* _Exercise goal_: How many lines of the entries below include the word "have"? Answer with the number alone.

* _Records provided_:
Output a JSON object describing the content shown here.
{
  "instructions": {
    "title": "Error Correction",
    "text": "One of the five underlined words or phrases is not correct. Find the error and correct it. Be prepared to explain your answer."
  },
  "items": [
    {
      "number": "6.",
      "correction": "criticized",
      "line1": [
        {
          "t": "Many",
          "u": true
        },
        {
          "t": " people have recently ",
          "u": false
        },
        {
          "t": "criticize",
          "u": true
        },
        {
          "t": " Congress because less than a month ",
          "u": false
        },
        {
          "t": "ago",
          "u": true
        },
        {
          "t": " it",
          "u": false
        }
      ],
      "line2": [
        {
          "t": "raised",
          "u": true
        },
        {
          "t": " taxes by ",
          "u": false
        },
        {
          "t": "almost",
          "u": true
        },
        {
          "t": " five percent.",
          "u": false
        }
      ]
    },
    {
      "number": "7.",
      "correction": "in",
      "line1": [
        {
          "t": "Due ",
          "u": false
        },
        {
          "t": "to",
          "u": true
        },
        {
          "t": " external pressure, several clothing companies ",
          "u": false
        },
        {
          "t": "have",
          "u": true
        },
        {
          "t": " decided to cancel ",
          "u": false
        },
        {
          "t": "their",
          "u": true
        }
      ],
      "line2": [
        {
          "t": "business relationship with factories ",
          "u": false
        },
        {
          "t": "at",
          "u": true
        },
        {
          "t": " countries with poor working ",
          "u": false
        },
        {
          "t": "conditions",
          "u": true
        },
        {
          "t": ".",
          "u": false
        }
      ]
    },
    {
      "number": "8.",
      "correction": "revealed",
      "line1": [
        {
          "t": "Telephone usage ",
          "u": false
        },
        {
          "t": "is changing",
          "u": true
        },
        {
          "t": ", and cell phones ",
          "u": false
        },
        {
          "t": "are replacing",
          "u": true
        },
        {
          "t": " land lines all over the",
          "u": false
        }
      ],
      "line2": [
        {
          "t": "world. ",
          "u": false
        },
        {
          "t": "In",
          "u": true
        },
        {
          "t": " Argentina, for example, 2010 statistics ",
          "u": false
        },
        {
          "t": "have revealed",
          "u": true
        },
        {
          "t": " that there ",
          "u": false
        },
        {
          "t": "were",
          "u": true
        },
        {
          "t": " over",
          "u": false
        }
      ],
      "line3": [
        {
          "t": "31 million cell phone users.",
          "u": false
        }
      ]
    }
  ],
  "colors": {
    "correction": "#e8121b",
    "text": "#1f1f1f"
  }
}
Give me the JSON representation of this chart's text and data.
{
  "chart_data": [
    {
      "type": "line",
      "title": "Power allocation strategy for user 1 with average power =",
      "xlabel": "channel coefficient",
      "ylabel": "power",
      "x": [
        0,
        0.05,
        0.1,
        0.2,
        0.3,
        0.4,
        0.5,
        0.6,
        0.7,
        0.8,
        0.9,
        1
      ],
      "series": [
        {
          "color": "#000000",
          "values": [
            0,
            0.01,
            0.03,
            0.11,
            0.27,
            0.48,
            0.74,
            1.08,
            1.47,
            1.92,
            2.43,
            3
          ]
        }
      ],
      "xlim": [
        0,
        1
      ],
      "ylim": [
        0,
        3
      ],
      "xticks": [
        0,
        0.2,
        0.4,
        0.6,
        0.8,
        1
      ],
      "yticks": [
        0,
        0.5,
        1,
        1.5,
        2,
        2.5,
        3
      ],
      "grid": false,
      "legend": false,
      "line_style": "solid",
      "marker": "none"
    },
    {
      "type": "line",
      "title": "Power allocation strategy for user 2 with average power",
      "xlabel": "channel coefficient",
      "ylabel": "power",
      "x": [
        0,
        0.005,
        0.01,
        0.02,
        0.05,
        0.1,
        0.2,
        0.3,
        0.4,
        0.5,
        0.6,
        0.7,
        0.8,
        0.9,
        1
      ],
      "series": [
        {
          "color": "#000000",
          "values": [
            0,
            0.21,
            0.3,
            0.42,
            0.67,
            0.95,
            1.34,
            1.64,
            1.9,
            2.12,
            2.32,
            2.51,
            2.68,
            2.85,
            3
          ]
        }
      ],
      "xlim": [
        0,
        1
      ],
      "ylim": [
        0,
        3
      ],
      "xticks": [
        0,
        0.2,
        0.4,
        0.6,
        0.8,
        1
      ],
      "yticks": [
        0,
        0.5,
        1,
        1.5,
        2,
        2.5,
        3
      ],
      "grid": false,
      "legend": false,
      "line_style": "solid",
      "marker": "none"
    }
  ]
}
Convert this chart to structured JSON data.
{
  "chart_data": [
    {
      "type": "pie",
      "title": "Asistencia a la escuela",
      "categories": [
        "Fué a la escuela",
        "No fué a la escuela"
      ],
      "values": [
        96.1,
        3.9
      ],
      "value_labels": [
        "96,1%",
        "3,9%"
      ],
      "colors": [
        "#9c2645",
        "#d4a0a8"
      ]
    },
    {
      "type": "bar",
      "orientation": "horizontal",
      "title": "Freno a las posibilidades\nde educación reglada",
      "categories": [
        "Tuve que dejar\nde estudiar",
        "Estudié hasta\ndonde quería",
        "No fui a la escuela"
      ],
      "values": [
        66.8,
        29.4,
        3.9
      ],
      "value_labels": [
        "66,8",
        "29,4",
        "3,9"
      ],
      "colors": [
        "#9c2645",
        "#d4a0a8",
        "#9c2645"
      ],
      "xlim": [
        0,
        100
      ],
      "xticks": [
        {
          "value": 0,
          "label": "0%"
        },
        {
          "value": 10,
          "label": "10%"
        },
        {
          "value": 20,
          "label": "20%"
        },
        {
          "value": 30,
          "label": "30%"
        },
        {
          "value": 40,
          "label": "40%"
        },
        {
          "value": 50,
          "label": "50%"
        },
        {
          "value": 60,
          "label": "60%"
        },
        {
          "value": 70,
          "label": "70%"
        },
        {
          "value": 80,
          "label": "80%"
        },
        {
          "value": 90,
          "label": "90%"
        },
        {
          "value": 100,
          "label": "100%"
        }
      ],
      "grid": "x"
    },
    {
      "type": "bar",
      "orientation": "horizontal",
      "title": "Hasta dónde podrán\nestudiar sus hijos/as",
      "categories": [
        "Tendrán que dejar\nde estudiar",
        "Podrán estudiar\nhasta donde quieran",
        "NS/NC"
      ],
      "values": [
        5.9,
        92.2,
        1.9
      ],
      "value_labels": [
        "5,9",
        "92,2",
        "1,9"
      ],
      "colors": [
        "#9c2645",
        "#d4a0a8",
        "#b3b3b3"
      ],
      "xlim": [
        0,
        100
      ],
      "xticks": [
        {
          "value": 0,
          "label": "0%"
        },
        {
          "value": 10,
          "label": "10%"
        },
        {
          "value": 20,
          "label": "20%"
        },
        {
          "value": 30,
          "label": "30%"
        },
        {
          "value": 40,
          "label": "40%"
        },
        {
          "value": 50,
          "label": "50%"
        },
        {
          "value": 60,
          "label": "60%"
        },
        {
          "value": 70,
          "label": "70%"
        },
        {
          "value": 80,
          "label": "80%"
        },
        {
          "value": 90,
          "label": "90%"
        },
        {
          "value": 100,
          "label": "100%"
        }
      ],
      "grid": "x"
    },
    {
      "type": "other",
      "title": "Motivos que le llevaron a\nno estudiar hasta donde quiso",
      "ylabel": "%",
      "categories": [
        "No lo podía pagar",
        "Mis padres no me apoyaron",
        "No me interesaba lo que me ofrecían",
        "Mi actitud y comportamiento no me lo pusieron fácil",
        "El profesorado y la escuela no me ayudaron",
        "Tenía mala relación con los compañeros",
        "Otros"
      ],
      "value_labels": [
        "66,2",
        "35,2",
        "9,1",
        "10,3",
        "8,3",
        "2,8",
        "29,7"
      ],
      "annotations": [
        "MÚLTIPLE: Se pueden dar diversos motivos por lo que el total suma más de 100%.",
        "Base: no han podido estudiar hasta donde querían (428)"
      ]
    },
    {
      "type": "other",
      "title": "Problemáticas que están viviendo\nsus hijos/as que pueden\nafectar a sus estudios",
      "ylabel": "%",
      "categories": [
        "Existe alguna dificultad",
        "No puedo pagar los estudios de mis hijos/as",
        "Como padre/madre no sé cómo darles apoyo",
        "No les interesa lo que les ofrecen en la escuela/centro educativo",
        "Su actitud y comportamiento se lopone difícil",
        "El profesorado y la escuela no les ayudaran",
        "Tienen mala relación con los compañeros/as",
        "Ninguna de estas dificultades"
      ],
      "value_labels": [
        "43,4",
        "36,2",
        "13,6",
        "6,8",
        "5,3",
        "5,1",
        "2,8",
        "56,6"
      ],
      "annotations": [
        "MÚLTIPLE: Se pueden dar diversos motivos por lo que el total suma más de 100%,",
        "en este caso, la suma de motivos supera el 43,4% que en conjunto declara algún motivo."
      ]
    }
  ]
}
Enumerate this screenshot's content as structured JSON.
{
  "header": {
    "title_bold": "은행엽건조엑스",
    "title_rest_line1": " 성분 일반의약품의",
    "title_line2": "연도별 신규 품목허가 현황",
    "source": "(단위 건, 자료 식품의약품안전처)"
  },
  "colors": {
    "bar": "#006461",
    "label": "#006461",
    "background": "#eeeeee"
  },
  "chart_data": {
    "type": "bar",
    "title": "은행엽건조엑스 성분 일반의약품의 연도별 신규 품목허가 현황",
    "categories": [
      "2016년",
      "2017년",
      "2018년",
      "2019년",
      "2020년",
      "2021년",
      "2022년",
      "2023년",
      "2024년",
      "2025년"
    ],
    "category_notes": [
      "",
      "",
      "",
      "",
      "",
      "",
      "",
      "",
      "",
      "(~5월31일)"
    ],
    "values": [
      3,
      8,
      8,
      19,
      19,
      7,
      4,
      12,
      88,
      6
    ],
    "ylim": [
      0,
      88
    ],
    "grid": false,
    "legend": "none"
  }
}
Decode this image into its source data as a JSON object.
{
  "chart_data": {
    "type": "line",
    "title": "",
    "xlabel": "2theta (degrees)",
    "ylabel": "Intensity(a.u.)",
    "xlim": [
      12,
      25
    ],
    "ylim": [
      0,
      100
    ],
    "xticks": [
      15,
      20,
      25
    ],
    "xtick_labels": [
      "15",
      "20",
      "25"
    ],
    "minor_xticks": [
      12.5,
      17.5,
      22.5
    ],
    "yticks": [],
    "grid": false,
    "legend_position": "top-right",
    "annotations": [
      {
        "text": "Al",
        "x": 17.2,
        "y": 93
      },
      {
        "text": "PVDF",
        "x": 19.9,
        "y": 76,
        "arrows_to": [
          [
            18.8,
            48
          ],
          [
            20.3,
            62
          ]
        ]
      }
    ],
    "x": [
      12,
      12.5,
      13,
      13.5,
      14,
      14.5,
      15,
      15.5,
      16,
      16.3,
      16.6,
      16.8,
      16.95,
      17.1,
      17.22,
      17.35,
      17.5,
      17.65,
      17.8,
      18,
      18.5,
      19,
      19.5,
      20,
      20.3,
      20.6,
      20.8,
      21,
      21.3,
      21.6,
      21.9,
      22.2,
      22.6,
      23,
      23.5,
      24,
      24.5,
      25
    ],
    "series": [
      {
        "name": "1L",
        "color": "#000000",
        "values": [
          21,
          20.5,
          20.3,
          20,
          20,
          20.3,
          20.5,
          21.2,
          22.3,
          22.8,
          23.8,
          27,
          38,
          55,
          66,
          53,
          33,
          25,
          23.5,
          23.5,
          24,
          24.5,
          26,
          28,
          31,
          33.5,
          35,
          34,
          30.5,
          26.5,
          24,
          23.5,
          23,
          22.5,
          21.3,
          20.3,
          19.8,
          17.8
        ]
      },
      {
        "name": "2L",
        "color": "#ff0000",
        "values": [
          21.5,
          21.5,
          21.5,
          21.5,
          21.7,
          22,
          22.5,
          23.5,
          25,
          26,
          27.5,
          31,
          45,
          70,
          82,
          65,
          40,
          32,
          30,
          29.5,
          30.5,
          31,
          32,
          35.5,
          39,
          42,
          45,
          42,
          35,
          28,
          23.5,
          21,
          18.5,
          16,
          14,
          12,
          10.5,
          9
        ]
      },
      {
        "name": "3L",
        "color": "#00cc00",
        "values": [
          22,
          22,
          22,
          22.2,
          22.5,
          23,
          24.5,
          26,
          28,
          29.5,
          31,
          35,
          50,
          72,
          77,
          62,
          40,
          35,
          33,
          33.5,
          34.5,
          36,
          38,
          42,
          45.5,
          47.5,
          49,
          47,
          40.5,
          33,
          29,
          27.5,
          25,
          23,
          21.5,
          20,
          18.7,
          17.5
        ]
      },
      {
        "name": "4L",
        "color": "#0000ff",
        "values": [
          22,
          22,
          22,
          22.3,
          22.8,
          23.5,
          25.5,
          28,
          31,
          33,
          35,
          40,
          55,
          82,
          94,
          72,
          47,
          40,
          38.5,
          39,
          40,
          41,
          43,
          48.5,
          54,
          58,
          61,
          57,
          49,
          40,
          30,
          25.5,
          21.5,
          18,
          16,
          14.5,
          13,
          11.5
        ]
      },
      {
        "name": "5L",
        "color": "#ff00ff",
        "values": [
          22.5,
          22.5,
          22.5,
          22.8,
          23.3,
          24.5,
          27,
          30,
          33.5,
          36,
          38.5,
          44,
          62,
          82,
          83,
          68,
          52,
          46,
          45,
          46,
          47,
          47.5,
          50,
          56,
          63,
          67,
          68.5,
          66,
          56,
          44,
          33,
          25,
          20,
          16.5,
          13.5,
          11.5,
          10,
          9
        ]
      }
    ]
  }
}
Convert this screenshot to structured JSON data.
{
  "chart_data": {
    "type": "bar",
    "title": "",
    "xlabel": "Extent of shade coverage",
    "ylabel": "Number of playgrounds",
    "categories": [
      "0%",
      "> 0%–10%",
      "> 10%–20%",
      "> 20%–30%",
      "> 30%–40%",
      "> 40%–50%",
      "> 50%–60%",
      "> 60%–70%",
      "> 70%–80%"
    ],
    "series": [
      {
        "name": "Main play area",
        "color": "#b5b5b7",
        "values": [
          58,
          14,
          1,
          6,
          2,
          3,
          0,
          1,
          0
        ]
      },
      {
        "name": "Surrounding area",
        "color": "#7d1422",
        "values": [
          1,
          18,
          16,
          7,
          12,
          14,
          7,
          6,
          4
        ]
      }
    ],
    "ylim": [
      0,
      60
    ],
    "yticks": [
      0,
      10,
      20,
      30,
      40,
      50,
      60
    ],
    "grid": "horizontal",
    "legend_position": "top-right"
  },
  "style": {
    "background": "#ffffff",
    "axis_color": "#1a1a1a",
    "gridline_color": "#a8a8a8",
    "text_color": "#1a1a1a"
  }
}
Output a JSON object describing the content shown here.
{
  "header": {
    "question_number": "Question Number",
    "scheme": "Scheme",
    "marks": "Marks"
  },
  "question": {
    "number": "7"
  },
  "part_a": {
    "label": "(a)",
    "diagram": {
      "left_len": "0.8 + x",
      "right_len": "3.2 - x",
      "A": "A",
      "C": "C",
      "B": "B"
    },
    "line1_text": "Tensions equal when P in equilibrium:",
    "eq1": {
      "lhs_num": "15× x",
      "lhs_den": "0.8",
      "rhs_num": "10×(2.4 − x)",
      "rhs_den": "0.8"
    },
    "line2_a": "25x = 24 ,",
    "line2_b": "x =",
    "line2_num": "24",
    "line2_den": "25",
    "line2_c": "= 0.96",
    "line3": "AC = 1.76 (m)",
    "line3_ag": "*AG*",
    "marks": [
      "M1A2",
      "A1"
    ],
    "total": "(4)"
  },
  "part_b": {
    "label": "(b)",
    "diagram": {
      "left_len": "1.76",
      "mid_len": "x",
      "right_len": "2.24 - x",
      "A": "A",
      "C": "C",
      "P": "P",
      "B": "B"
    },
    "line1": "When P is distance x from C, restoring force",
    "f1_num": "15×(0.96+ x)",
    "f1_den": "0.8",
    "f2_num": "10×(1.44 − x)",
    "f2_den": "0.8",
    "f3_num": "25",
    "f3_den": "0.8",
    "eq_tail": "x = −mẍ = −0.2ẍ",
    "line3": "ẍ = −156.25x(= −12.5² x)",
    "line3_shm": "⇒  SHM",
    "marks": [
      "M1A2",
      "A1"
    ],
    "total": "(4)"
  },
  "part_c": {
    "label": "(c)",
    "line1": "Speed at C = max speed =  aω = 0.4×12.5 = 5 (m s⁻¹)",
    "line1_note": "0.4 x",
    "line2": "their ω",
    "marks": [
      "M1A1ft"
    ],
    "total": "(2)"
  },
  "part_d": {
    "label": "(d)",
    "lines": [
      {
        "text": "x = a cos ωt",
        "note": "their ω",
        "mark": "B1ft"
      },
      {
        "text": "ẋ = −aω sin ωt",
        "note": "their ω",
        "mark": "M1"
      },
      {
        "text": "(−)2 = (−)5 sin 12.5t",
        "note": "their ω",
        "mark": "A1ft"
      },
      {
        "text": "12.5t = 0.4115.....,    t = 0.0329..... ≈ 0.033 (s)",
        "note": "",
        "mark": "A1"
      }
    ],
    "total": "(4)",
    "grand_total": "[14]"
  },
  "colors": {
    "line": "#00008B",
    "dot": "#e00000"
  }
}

* _Response_: 3